__Task brief__
Go through the entries below and print each one exactly, leaving out pictures.

** BEGIN **

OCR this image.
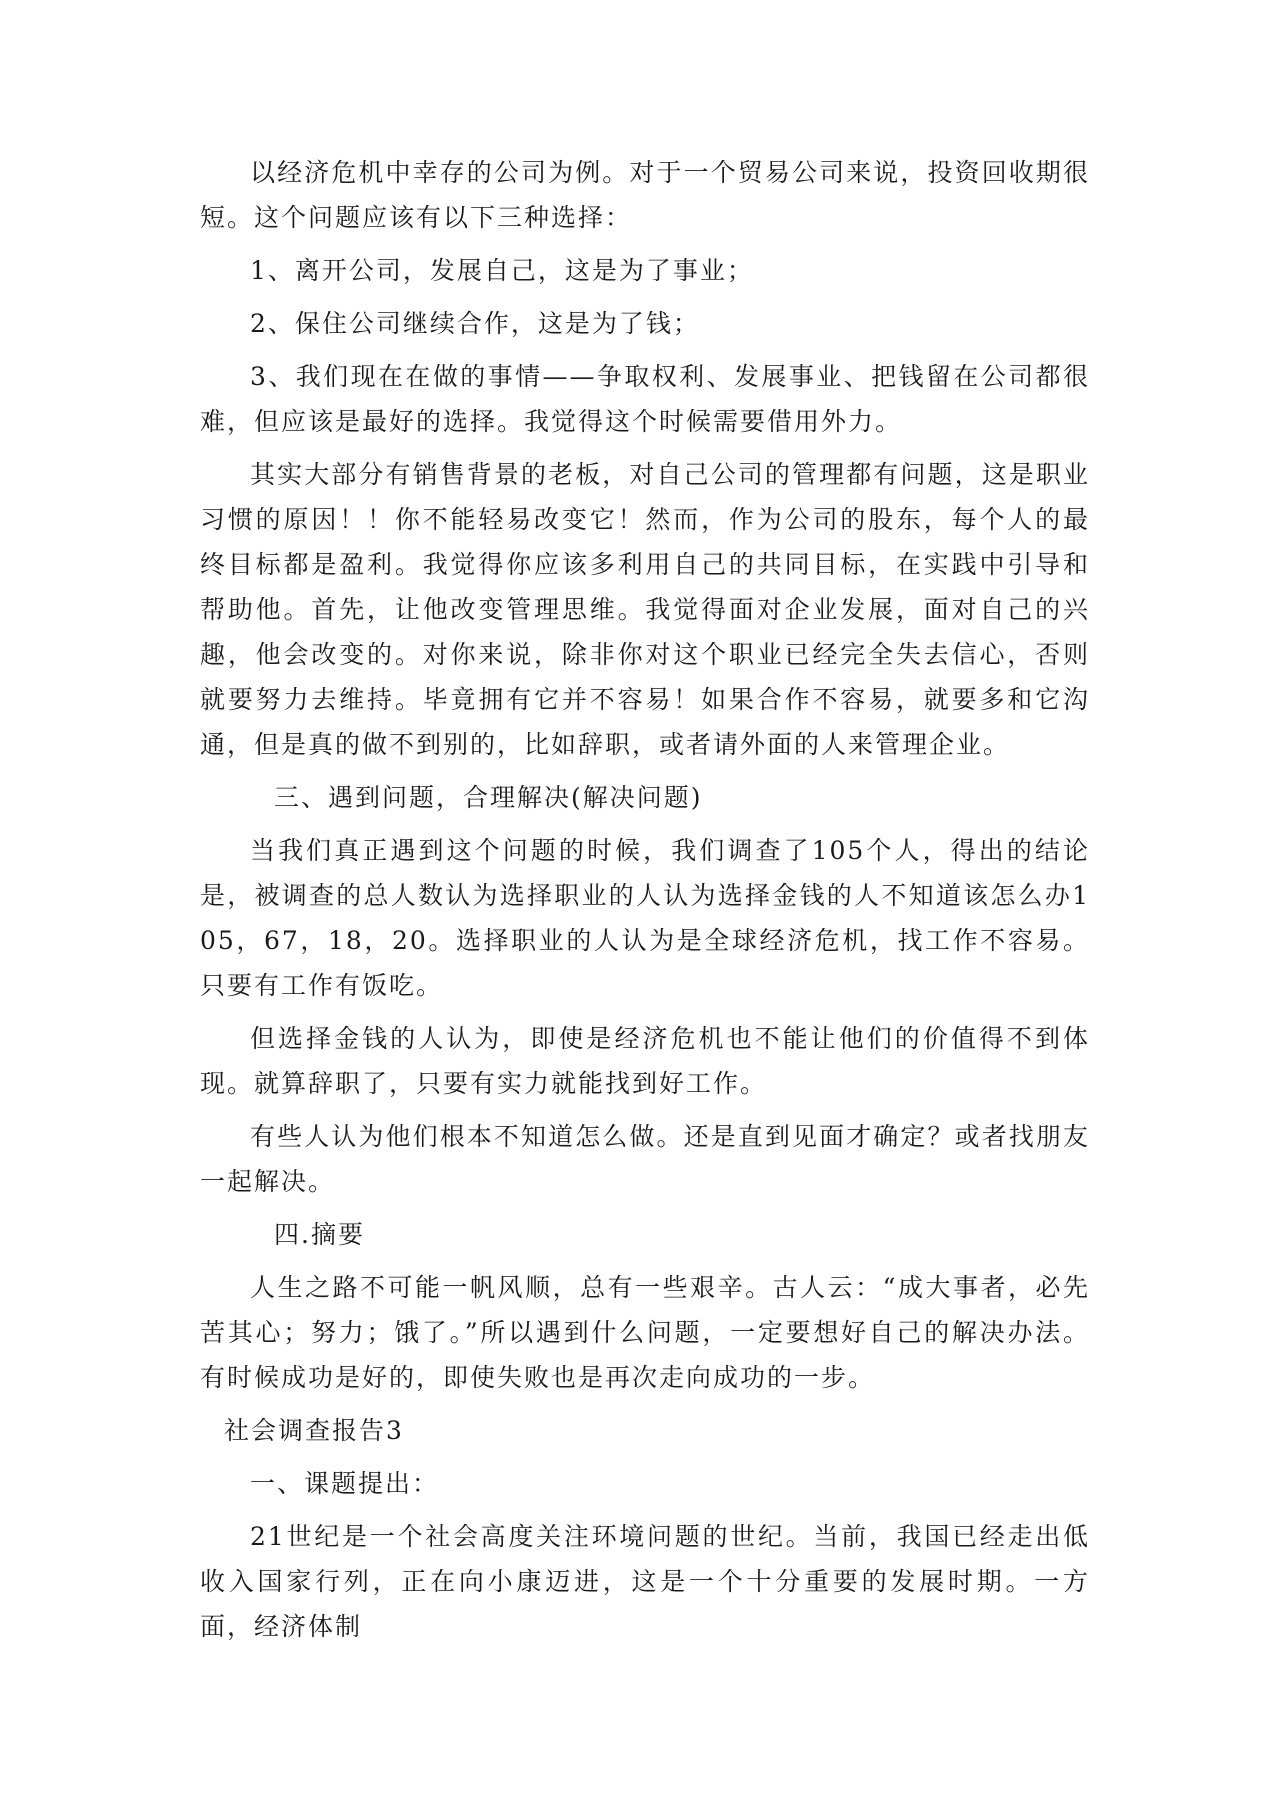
以经济危机中幸存的公司为例。对于一个贸易公司来说，投资回收期很短。这个问题应该有以下三种选择：

1、离开公司，发展自己，这是为了事业；

2、保住公司继续合作，这是为了钱；

3、我们现在在做的事情——争取权利、发展事业、把钱留在公司都很难，但应该是最好的选择。我觉得这个时候需要借用外力。

其实大部分有销售背景的老板，对自己公司的管理都有问题，这是职业习惯的原因！！你不能轻易改变它！然而，作为公司的股东，每个人的最终目标都是盈利。我觉得你应该多利用自己的共同目标，在实践中引导和帮助他。首先，让他改变管理思维。我觉得面对企业发展，面对自己的兴趣，他会改变的。对你来说，除非你对这个职业已经完全失去信心，否则就要努力去维持。毕竟拥有它并不容易！如果合作不容易，就要多和它沟通，但是真的做不到别的，比如辞职，或者请外面的人来管理企业。

三、遇到问题，合理解决(解决问题)

当我们真正遇到这个问题的时候，我们调查了105个人，得出的结论是，被调查的总人数认为选择职业的人认为选择金钱的人不知道该怎么办105，67，18，20。选择职业的人认为是全球经济危机，找工作不容易。只要有工作有饭吃。

但选择金钱的人认为，即使是经济危机也不能让他们的价值得不到体现。就算辞职了，只要有实力就能找到好工作。

有些人认为他们根本不知道怎么做。还是直到见面才确定？或者找朋友一起解决。

四.摘要

人生之路不可能一帆风顺，总有一些艰辛。古人云：“成大事者，必先苦其心；努力；饿了。”所以遇到什么问题，一定要想好自己的解决办法。有时候成功是好的，即使失败也是再次走向成功的一步。

社会调查报告3

一、课题提出：

21世纪是一个社会高度关注环境问题的世纪。当前，我国已经走出低收入国家行列，正在向小康迈进，这是一个十分重要的发展时期。一方面，经济体制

** END **

__The response__
OCR this image.
以经济危机中幸存的公司为例。对于一个贸易公司来说，投资回收期很短。这个问题应该有以下三种选择：

1、离开公司，发展自己，这是为了事业；

2、保住公司继续合作，这是为了钱；

3、我们现在在做的事情——争取权利、发展事业、把钱留在公司都很难，但应该是最好的选择。我觉得这个时候需要借用外力。

其实大部分有销售背景的老板，对自己公司的管理都有问题，这是职业习惯的原因！！你不能轻易改变它！然而，作为公司的股东，每个人的最终目标都是盈利。我觉得你应该多利用自己的共同目标，在实践中引导和帮助他。首先，让他改变管理思维。我觉得面对企业发展，面对自己的兴趣，他会改变的。对你来说，除非你对这个职业已经完全失去信心，否则就要努力去维持。毕竟拥有它并不容易！如果合作不容易，就要多和它沟通，但是真的做不到别的，比如辞职，或者请外面的人来管理企业。

三、遇到问题，合理解决(解决问题)

当我们真正遇到这个问题的时候，我们调查了105个人，得出的结论是，被调查的总人数认为选择职业的人认为选择金钱的人不知道该怎么办105，67，18，20。选择职业的人认为是全球经济危机，找工作不容易。只要有工作有饭吃。

但选择金钱的人认为，即使是经济危机也不能让他们的价值得不到体现。就算辞职了，只要有实力就能找到好工作。

有些人认为他们根本不知道怎么做。还是直到见面才确定？或者找朋友一起解决。

四.摘要

人生之路不可能一帆风顺，总有一些艰辛。古人云：“成大事者，必先苦其心；努力；饿了。”所以遇到什么问题，一定要想好自己的解决办法。有时候成功是好的，即使失败也是再次走向成功的一步。

社会调查报告3

一、课题提出：

21世纪是一个社会高度关注环境问题的世纪。当前，我国已经走出低收入国家行列，正在向小康迈进，这是一个十分重要的发展时期。一方面，经济体制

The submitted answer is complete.